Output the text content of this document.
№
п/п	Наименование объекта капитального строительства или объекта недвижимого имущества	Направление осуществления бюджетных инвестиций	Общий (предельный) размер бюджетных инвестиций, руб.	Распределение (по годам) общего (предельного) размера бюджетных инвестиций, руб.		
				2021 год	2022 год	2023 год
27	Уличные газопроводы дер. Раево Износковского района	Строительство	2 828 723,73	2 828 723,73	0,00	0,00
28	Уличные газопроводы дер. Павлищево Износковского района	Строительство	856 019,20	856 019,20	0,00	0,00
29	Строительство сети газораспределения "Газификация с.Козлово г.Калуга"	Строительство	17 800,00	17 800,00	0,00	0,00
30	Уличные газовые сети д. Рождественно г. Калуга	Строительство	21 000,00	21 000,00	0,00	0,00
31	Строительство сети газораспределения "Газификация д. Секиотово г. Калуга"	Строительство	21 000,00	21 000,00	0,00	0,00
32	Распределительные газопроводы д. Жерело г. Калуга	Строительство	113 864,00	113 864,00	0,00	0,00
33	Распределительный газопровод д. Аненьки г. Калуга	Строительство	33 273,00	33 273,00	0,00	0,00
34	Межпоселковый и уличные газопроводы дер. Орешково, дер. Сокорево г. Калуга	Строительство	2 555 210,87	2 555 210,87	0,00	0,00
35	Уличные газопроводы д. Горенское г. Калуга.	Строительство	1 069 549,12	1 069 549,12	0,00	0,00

━━━━━━━━━━━━━━━━

# GOAL
Write out every entry again exactly, please, with nothing missing.

# COMPLETED TASK
Output the text content of this document.
№
п/п	Наименование объекта капитального строительства или объекта недвижимого имущества	Направление осуществления бюджетных инвестиций	Общий (предельный) размер бюджетных инвестиций, руб.	Распределение (по годам) общего (предельного) размера бюджетных инвестиций, руб.		
				2021 год	2022 год	2023 год
27	Уличные газопроводы дер. Раево Износковского района	Строительство	2 828 723,73	2 828 723,73	0,00	0,00
28	Уличные газопроводы дер. Павлищево Износковского района	Строительство	856 019,20	856 019,20	0,00	0,00
29	Строительство сети газораспределения "Газификация с.Козлово г.Калуга"	Строительство	17 800,00	17 800,00	0,00	0,00
30	Уличные газовые сети д. Рождественно г. Калуга	Строительство	21 000,00	21 000,00	0,00	0,00
31	Строительство сети газораспределения "Газификация д. Секиотово г. Калуга"	Строительство	21 000,00	21 000,00	0,00	0,00
32	Распределительные газопроводы д. Жерело г. Калуга	Строительство	113 864,00	113 864,00	0,00	0,00
33	Распределительный газопровод д. Аненьки г. Калуга	Строительство	33 273,00	33 273,00	0,00	0,00
34	Межпоселковый и уличные газопроводы дер. Орешково, дер. Сокорево г. Калуга	Строительство	2 555 210,87	2 555 210,87	0,00	0,00
35	Уличные газопроводы д. Горенское г. Калуга.	Строительство	1 069 549,12	1 069 549,12	0,00	0,00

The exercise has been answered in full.